> MATERIAL SUPPLIED:
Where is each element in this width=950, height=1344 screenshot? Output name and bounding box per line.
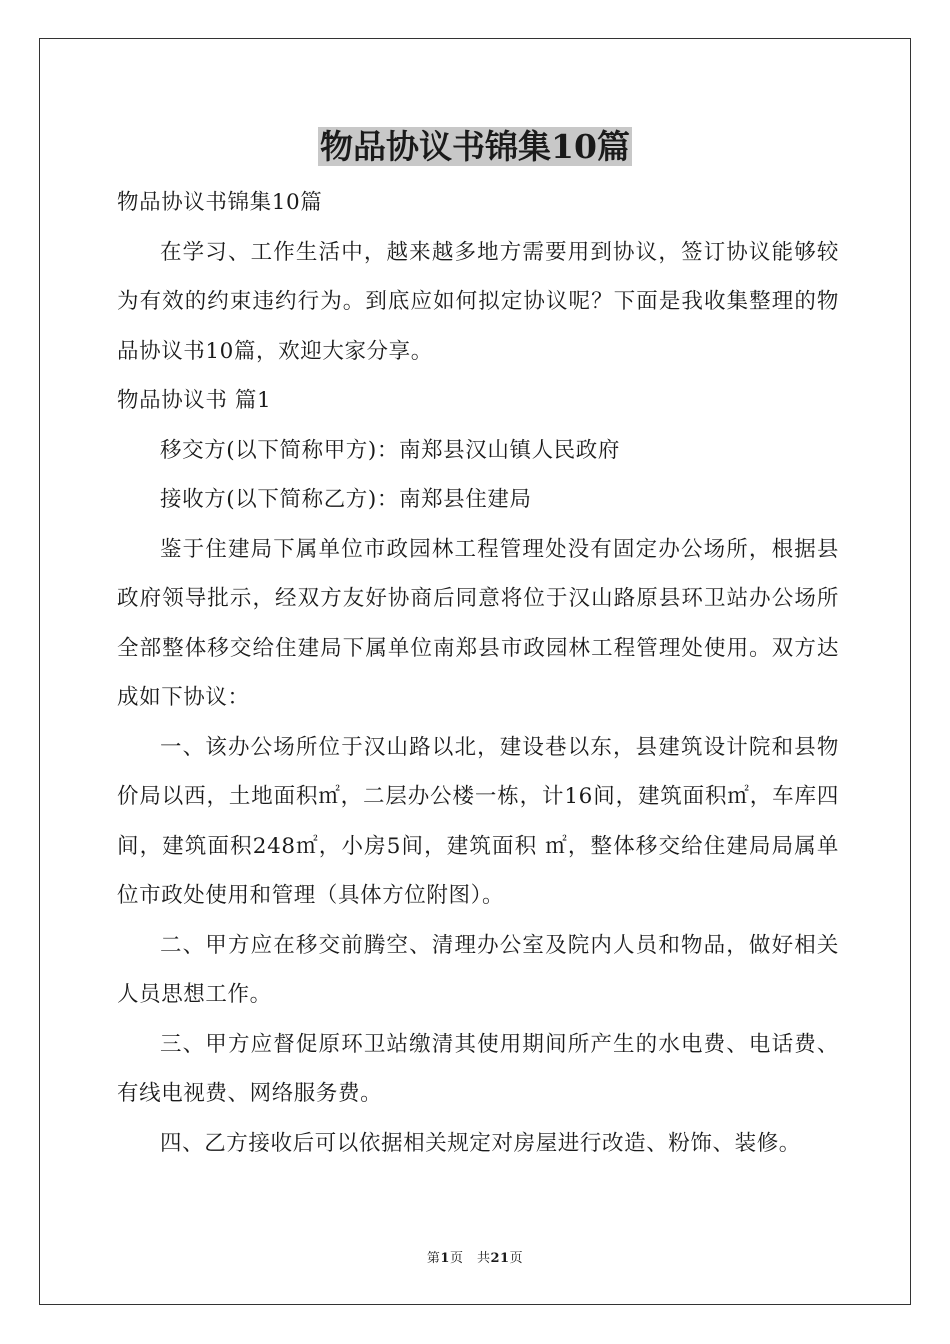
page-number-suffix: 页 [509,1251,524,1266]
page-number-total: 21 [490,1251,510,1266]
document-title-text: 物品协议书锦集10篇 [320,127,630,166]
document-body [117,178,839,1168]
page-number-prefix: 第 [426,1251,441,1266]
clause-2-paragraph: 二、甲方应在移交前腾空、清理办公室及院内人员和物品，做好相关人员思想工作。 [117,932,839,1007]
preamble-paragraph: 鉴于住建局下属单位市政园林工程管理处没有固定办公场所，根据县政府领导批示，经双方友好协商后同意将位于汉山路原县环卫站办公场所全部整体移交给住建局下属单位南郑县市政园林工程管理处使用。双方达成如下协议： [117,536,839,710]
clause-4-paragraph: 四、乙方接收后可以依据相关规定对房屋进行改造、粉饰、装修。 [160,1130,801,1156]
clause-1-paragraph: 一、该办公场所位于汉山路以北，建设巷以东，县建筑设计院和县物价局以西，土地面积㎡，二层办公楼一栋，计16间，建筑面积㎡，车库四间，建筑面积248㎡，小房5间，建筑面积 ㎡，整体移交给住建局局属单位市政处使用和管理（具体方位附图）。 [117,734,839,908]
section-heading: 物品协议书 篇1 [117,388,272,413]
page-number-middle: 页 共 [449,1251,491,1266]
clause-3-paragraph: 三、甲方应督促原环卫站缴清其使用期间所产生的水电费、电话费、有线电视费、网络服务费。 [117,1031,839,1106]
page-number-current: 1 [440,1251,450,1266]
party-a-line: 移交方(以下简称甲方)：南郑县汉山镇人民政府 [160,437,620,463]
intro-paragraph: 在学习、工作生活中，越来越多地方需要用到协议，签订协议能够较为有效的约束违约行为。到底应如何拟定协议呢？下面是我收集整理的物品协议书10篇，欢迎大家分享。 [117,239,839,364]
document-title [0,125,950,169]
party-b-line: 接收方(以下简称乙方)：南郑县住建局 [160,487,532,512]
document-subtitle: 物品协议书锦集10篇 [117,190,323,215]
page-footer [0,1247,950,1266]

> SET TASK: Rewrite the records with "bounding box" changed to "position box" and everything else left the same. Leave out the pictures.

> ANSWER FOR THIS EXERCISE:
Where is each element in this width=950, height=1344 screenshot? Output name and position box per line.
page-number-suffix: 页 [509,1251,524,1266]
page-number-total: 21 [490,1251,510,1266]
document-title-text: 物品协议书锦集10篇 [320,127,630,166]
document-body [117,178,839,1168]
page-number-prefix: 第 [426,1251,441,1266]
clause-2-paragraph: 二、甲方应在移交前腾空、清理办公室及院内人员和物品，做好相关人员思想工作。 [117,932,839,1007]
preamble-paragraph: 鉴于住建局下属单位市政园林工程管理处没有固定办公场所，根据县政府领导批示，经双方友好协商后同意将位于汉山路原县环卫站办公场所全部整体移交给住建局下属单位南郑县市政园林工程管理处使用。双方达成如下协议： [117,536,839,710]
clause-4-paragraph: 四、乙方接收后可以依据相关规定对房屋进行改造、粉饰、装修。 [160,1130,801,1156]
clause-1-paragraph: 一、该办公场所位于汉山路以北，建设巷以东，县建筑设计院和县物价局以西，土地面积㎡，二层办公楼一栋，计16间，建筑面积㎡，车库四间，建筑面积248㎡，小房5间，建筑面积 ㎡，整体移交给住建局局属单位市政处使用和管理（具体方位附图）。 [117,734,839,908]
section-heading: 物品协议书 篇1 [117,388,272,413]
page-number-middle: 页 共 [449,1251,491,1266]
clause-3-paragraph: 三、甲方应督促原环卫站缴清其使用期间所产生的水电费、电话费、有线电视费、网络服务费。 [117,1031,839,1106]
page-number-current: 1 [440,1251,450,1266]
party-a-line: 移交方(以下简称甲方)：南郑县汉山镇人民政府 [160,437,620,463]
intro-paragraph: 在学习、工作生活中，越来越多地方需要用到协议，签订协议能够较为有效的约束违约行为。到底应如何拟定协议呢？下面是我收集整理的物品协议书10篇，欢迎大家分享。 [117,239,839,364]
document-title [0,125,950,169]
party-b-line: 接收方(以下简称乙方)：南郑县住建局 [160,487,532,512]
document-subtitle: 物品协议书锦集10篇 [117,190,323,215]
page-footer [0,1247,950,1266]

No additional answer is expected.